* YOUR TASK
From the listing below, tally the lines that include "Compilation". Return only the total.

* PROVIDED ENTRIES

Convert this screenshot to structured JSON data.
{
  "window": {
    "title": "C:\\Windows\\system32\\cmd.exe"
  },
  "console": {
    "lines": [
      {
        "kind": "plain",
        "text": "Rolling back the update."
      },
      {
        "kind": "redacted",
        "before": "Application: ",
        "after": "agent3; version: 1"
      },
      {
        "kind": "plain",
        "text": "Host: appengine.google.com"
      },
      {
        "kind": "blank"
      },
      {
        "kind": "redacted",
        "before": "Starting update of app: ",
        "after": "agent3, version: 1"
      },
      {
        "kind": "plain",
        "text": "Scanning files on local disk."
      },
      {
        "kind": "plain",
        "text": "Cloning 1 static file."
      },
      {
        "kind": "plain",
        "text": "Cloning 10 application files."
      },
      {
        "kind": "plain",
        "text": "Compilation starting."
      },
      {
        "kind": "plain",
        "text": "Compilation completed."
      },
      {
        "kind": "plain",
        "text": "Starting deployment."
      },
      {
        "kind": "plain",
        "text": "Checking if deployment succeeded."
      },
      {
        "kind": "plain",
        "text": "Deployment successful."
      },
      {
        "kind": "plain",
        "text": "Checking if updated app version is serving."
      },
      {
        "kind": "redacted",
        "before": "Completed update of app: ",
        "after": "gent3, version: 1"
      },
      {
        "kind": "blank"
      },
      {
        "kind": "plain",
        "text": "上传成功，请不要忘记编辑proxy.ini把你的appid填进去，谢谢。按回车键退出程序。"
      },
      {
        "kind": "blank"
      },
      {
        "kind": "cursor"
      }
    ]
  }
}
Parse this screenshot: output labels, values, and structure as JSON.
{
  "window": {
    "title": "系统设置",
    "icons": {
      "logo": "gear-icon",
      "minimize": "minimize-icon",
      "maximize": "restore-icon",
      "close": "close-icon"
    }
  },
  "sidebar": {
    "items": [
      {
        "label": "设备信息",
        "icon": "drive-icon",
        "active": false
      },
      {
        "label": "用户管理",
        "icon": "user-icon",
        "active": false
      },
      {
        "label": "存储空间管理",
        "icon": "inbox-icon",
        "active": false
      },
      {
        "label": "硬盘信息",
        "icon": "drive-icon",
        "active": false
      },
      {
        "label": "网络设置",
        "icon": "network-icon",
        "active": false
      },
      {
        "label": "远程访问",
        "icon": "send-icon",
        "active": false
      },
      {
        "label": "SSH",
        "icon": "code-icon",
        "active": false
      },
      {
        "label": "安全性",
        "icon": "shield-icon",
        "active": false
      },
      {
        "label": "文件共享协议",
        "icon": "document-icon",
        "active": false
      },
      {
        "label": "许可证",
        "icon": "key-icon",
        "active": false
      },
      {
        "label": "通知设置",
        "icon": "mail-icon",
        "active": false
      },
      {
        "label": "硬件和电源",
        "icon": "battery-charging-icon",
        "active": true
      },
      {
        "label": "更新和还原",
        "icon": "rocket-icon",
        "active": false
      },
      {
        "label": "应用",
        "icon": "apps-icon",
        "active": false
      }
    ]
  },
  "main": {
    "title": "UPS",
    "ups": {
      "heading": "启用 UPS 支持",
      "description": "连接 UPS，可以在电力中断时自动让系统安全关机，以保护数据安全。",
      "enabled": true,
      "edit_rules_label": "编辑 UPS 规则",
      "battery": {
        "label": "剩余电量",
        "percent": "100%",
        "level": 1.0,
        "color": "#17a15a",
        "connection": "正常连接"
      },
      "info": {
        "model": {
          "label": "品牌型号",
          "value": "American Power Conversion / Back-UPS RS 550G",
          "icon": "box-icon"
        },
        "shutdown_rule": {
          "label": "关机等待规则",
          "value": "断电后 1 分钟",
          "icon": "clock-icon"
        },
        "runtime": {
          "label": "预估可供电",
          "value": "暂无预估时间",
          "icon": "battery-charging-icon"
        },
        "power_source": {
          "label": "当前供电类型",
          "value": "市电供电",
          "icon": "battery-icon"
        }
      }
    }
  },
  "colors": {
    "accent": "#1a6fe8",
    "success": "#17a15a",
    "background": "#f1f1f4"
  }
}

* ANSWER TO THIS PROBLEM
2